Task objective:
Rewrite the listing from its first line through the line containing "panel-title: Index: 7334", substituting "glyph-icon" for every "glyph-image" and keeping everything else the same.

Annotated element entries
-- Begin --
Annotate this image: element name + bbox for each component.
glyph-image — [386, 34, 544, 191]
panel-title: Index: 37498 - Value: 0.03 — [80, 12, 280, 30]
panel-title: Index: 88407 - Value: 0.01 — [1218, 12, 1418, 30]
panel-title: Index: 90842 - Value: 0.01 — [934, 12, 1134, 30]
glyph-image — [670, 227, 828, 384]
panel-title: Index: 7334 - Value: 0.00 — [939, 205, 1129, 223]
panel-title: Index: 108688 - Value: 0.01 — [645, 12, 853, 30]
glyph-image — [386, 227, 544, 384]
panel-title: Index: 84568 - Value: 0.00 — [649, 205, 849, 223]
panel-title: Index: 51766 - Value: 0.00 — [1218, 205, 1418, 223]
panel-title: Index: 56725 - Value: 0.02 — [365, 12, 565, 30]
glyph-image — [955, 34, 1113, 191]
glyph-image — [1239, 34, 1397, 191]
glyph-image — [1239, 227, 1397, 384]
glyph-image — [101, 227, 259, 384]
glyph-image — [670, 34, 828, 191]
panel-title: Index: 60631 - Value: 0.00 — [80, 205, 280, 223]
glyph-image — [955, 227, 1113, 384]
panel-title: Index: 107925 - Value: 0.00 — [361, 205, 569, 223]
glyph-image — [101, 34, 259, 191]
-- End --
Complete output:
Annotate this image: element name + bbox for each component.
glyph-icon — [386, 34, 544, 191]
panel-title: Index: 37498 - Value: 0.03 — [80, 12, 280, 30]
panel-title: Index: 88407 - Value: 0.01 — [1218, 12, 1418, 30]
panel-title: Index: 90842 - Value: 0.01 — [934, 12, 1134, 30]
glyph-icon — [670, 227, 828, 384]
panel-title: Index: 7334 - Value: 0.00 — [939, 205, 1129, 223]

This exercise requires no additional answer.